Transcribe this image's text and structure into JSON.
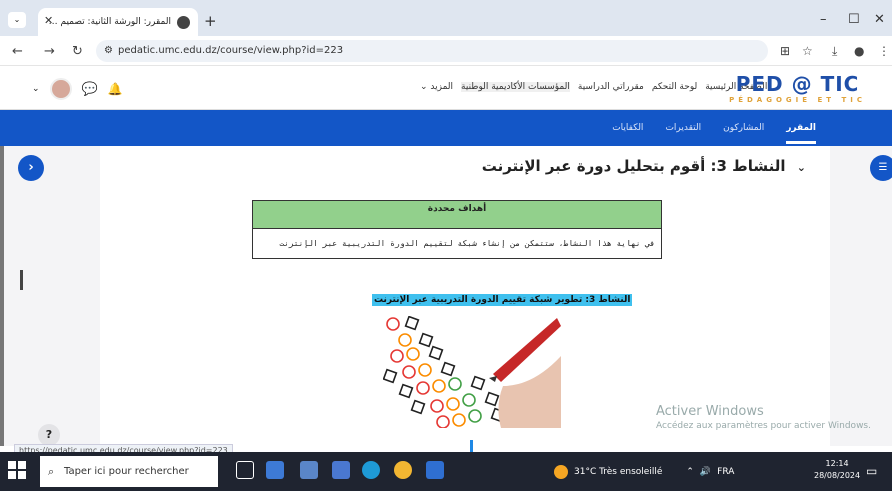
{
  "browser": {
    "tab_title": "المقرر: الورشة الثانية: تصميم مقر...",
    "new_tab": "+",
    "url": "pedatic.umc.edu.dz/course/view.php?id=223",
    "status_url": "https://pedatic.umc.edu.dz/course/view.php?id=223"
  },
  "site": {
    "logo_main": "PED @ TIC",
    "logo_sub": "PÉDAGOGIE ET TIC",
    "nav": [
      "الصفحة الرئيسية",
      "لوحة التحكم",
      "مقرراتي الدراسية",
      "المؤسسات الأكاديمية الوطنية",
      "المزيد ⌄"
    ]
  },
  "course_nav": {
    "items": [
      "المقرر",
      "المشاركون",
      "التقديرات",
      "الكفايات"
    ]
  },
  "section": {
    "title": "النشاط 3: أقوم بتحليل دورة عبر الإنترنت",
    "objectives_header": "أهداف محددة",
    "objectives_text": "في نهاية هذا النشاط، ستتمكن من إنشاء شبكة لتقييم الدورة التدريبية عبر الإنترنت",
    "highlight": "النشاط 3: تطوير شبكة تقييم الدورة التدريبية عبر الإنترنت"
  },
  "watermark": {
    "line1": "Activer Windows",
    "line2": "Accédez aux paramètres pour activer Windows."
  },
  "help": "?",
  "taskbar": {
    "search_placeholder": "Taper ici pour rechercher",
    "weather": "31°C  Très ensoleillé",
    "lang": "FRA",
    "time": "12:14",
    "date": "28/08/2024"
  },
  "colors": {
    "brand_blue": "#1356c7",
    "objectives_green": "#92d08c",
    "highlight_cyan": "#3fc0ee"
  }
}
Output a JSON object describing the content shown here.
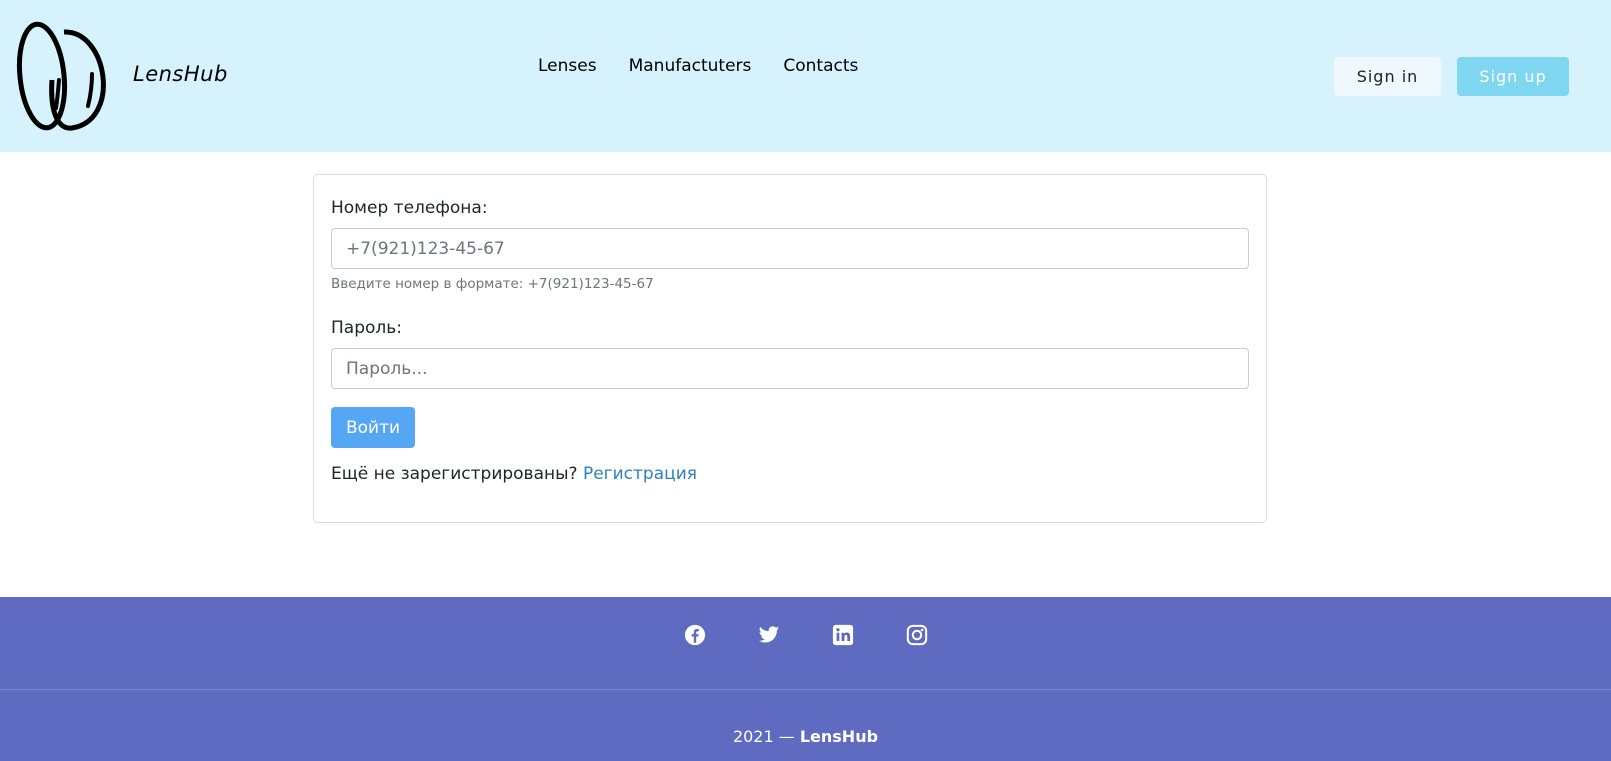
{
  "header": {
    "brand": "LensHub",
    "nav": [
      "Lenses",
      "Manufactuters",
      "Contacts"
    ],
    "sign_in": "Sign in",
    "sign_up": "Sign up"
  },
  "form": {
    "phone_label": "Номер телефона:",
    "phone_placeholder": "+7(921)123-45-67",
    "phone_hint": "Введите номер в формате: +7(921)123-45-67",
    "password_label": "Пароль:",
    "password_placeholder": "Пароль...",
    "submit": "Войти",
    "register_prompt": "Ещё не зарегистрированы?",
    "register_link": "Регистрация"
  },
  "footer": {
    "social_icons": [
      "facebook-icon",
      "twitter-icon",
      "linkedin-icon",
      "instagram-icon"
    ],
    "copyright_prefix": "2021 —",
    "copyright_brand": "LensHub"
  },
  "colors": {
    "header_bg": "#d5f2fd",
    "primary_button": "#55a6f5",
    "signup_button": "#7fd6f1",
    "footer_bg": "#5e6bc0",
    "link": "#2f7fc1"
  }
}
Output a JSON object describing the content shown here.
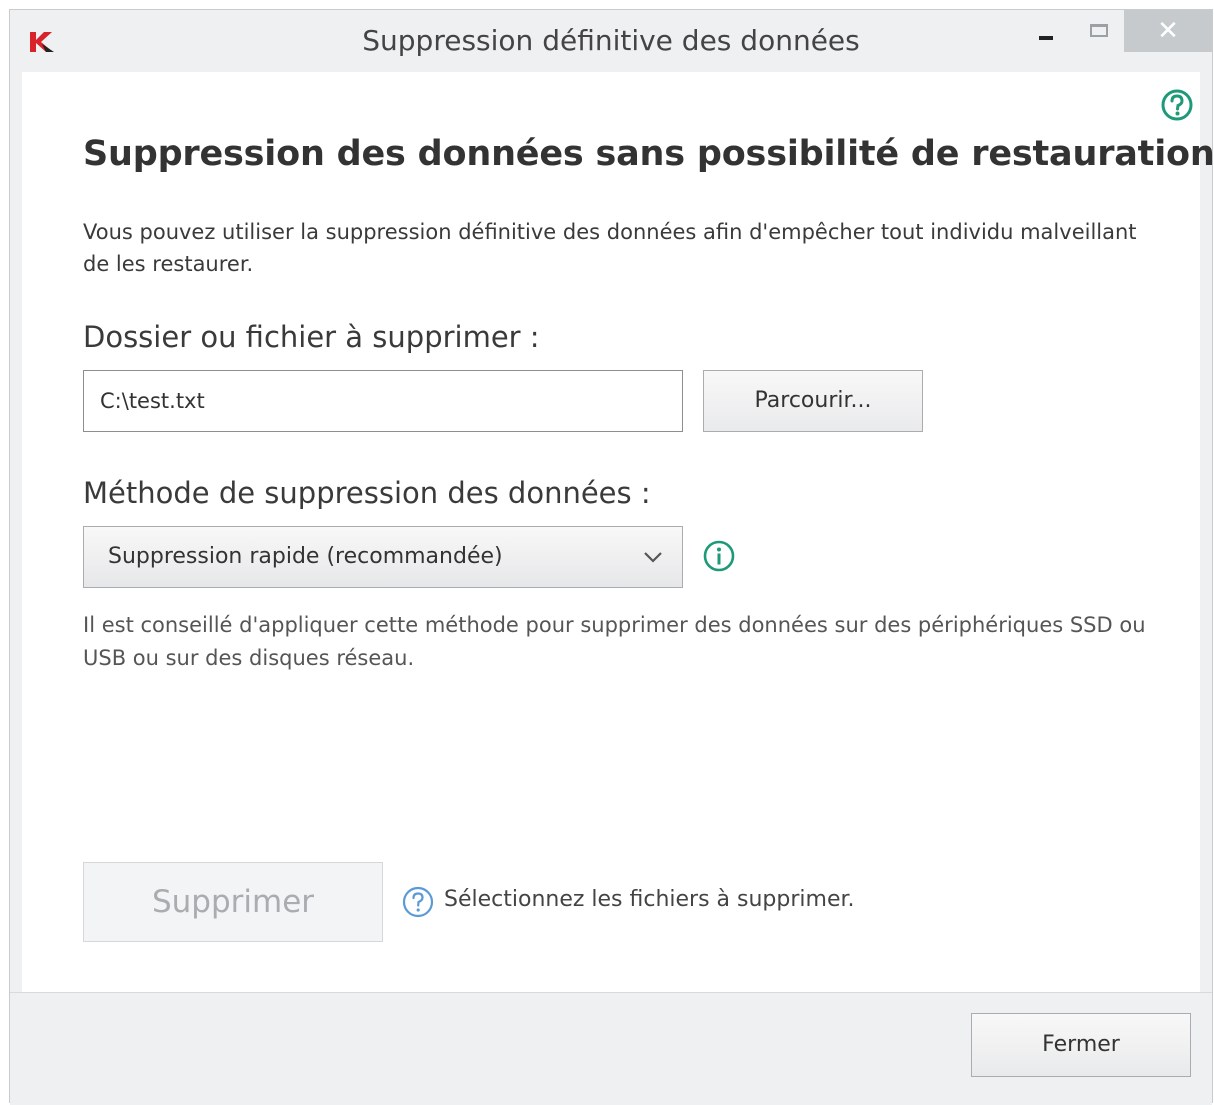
{
  "window": {
    "title": "Suppression définitive des données",
    "close_glyph": "✕"
  },
  "content": {
    "heading": "Suppression des données sans possibilité de restauration",
    "description": "Vous pouvez utiliser la suppression définitive des données afin d'empêcher tout individu malveillant de les restaurer.",
    "file_label": "Dossier ou fichier à supprimer :",
    "file_value": "C:\\test.txt",
    "browse_label": "Parcourir...",
    "method_label": "Méthode de suppression des données :",
    "method_selected": "Suppression rapide (recommandée)",
    "method_hint": "Il est conseillé d'appliquer cette méthode pour supprimer des données sur des périphériques SSD ou USB ou sur des disques réseau.",
    "delete_label": "Supprimer",
    "status_text": "Sélectionnez les fichiers à supprimer."
  },
  "footer": {
    "close_label": "Fermer"
  },
  "colors": {
    "accent_green": "#1e9a78",
    "info_blue": "#5b9bd5",
    "logo_red": "#d8232a"
  },
  "icons": [
    "kaspersky-logo-icon",
    "minimize-icon",
    "maximize-icon",
    "close-icon",
    "help-icon",
    "chevron-down-icon",
    "info-icon",
    "question-icon"
  ]
}
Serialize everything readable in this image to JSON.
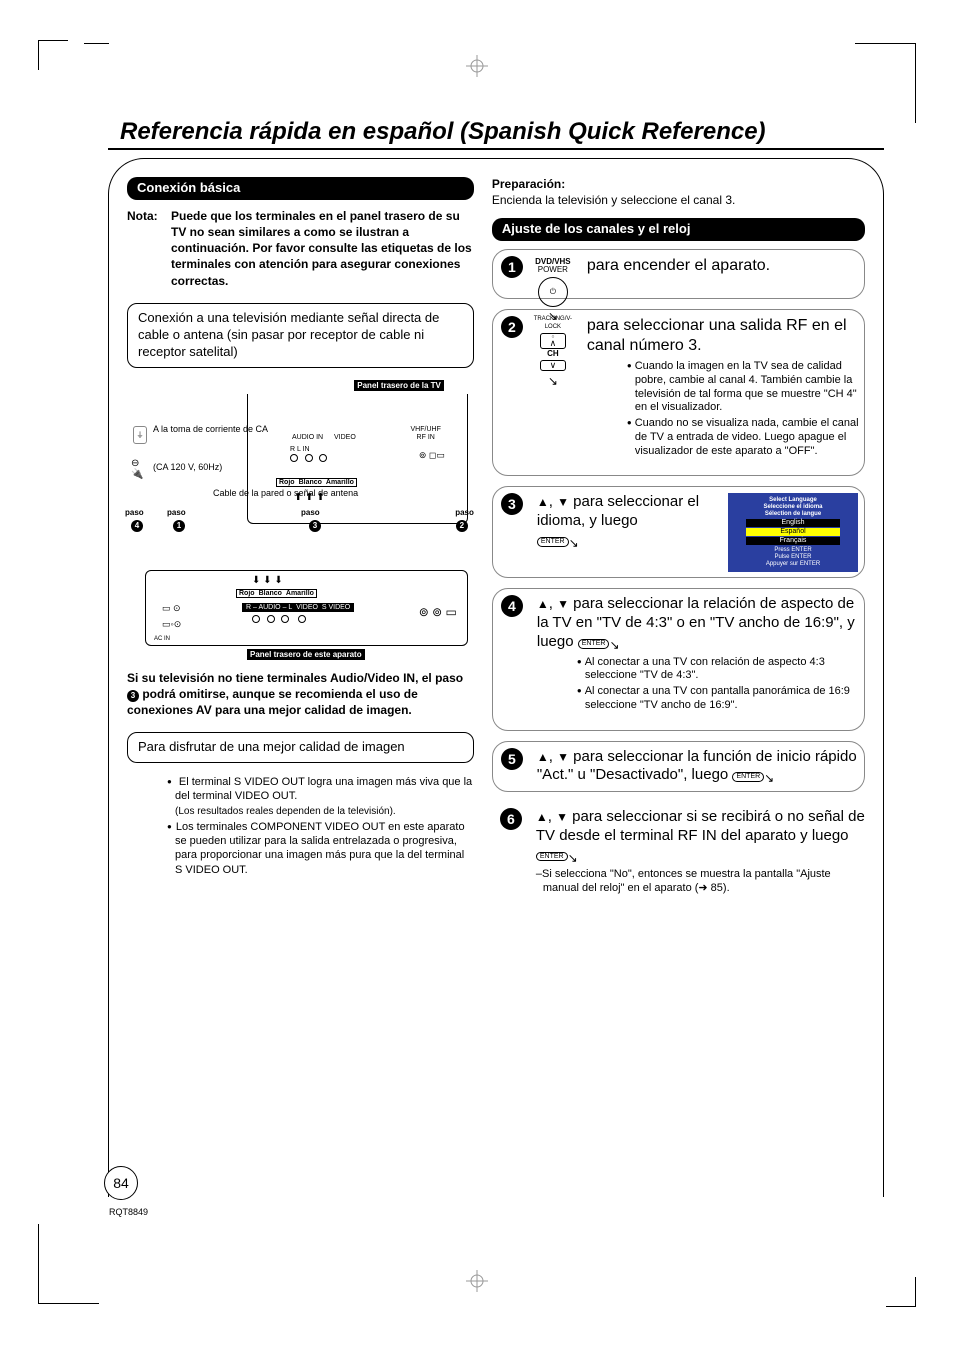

**Job:** Say how many lines in this listing hold the string "données", giving the count and nothing more.

**Result for this exercise:** 5